Search code examples
pythontext-miningpython-docxdocx2txt

Python get multiple docx file names and extract specific words from the files to generate a dataframe or table


I hope to read multiple word documents (docx files) in a folder and then search a specific word e.g. "laptop" from each of docx file to generate a table or a dataframe. For instance: in my folder I have file_1.docx, file_2.docx ... file_n.docx, each file may or may not contain work "Laptop". In the end I hope to generate a table like:

FileName          Keyword
file_1.docx       "laptop"
file_2.docx       "laptop"
...

Solution

  • If you are using Python3.X you will need to do

    pip install python-docx

    Not to be confuse with docx as I had some issues using this.

    import os
    from docx import Document
    import pandas as pd
    
    match_word = "laptop"
    match_items = []
    folder = 'C:\\Dev\\Docs'
    file_names = os.listdir(folder)
    file_names = [file for file in file_names if file.endswith('.docx')]
    file_names = [os.path.join(folder, file) for file in file_names]
    
    For file in file_names:
        document = Document(file)
        for paragraph in document.paragraphs:
            if match_word in paragraph.text:
                match_items.append([file, match_word])
    
    the_df = pd.DataFrame(
        match_items,
        columns=['file_name', 'word_match'],
        index=[i[0] for i in match_items]
    )
    
    print(the_df)
    

    Output:

    file_name              word_match
    C:\Dev\Docs\c.docx     laptop

# ENTRIES SUPPLIED

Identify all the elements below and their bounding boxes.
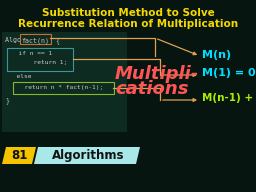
Text: M(n-1) + 1: M(n-1) + 1 [202,93,256,103]
Text: }: } [5,97,9,104]
FancyBboxPatch shape [6,47,72,70]
Polygon shape [34,147,140,164]
Text: return 1;: return 1; [11,60,67,65]
Text: {: { [52,37,60,44]
Text: M(n): M(n) [202,50,231,60]
FancyBboxPatch shape [2,32,127,132]
Text: Multipli-: Multipli- [115,65,199,83]
Polygon shape [2,147,36,164]
Text: Algorithms: Algorithms [52,149,124,162]
Text: M(1) = 0: M(1) = 0 [202,68,256,78]
Text: if n == 1: if n == 1 [11,51,52,56]
Text: 81: 81 [11,149,27,162]
Text: cations: cations [115,80,188,98]
Text: Recurrence Relation of Multiplication: Recurrence Relation of Multiplication [18,19,238,29]
Text: fact(n): fact(n) [21,37,49,44]
Text: return n * fact(n-1);: return n * fact(n-1); [17,85,103,90]
FancyBboxPatch shape [13,81,113,94]
FancyBboxPatch shape [19,33,50,44]
Text: Algo: Algo [5,37,25,43]
Text: Substitution Method to Solve: Substitution Method to Solve [42,8,214,18]
Text: else: else [9,74,31,79]
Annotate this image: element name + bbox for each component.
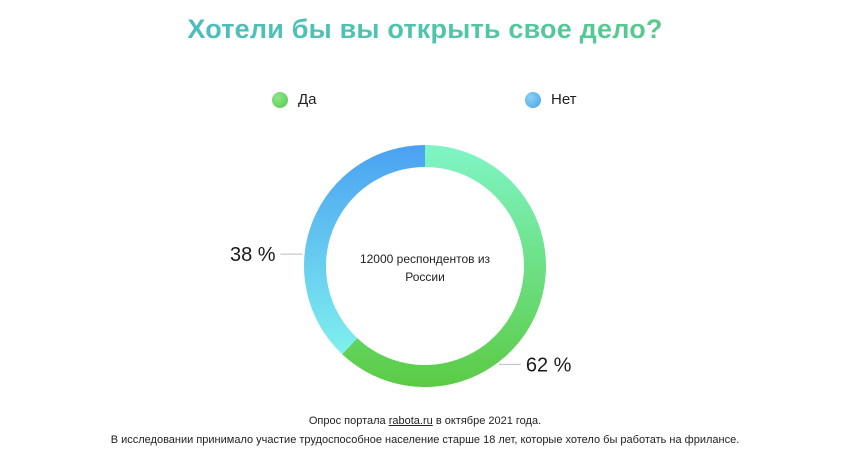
value-label-no: 38 % [230, 244, 276, 266]
footer-source: Опрос портала rabota.ru в октябре 2021 г… [0, 415, 850, 427]
legend-item-no: Нет [525, 91, 577, 108]
chart-title: Хотели бы вы открыть свое дело? [0, 14, 850, 45]
legend-swatch-no [525, 91, 541, 108]
slice-yes [342, 145, 546, 388]
legend-label-no: Нет [551, 91, 577, 108]
center-text-line-2: России [405, 270, 445, 284]
legend-label-yes: Да [298, 91, 317, 108]
value-label-yes: 62 % [526, 354, 572, 376]
center-text-line-1: 12000 респондентов из [360, 252, 491, 266]
slice-no [304, 145, 425, 355]
source-link[interactable]: rabota.ru [388, 415, 433, 427]
footer-prefix: Опрос портала [308, 415, 389, 427]
footer-note: В исследовании принимало участие трудосп… [110, 434, 740, 446]
legend-swatch-yes [272, 91, 288, 108]
legend-item-yes: Да [272, 91, 317, 108]
footer-suffix: в октябре 2021 года. [432, 415, 542, 427]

# REQUIREMENTS
In the forum thread on pulling a keyword out of multiple docx files, which package does the solution say to install when using Python 3?

# RESULT OF THIS EXERCISE
python-docx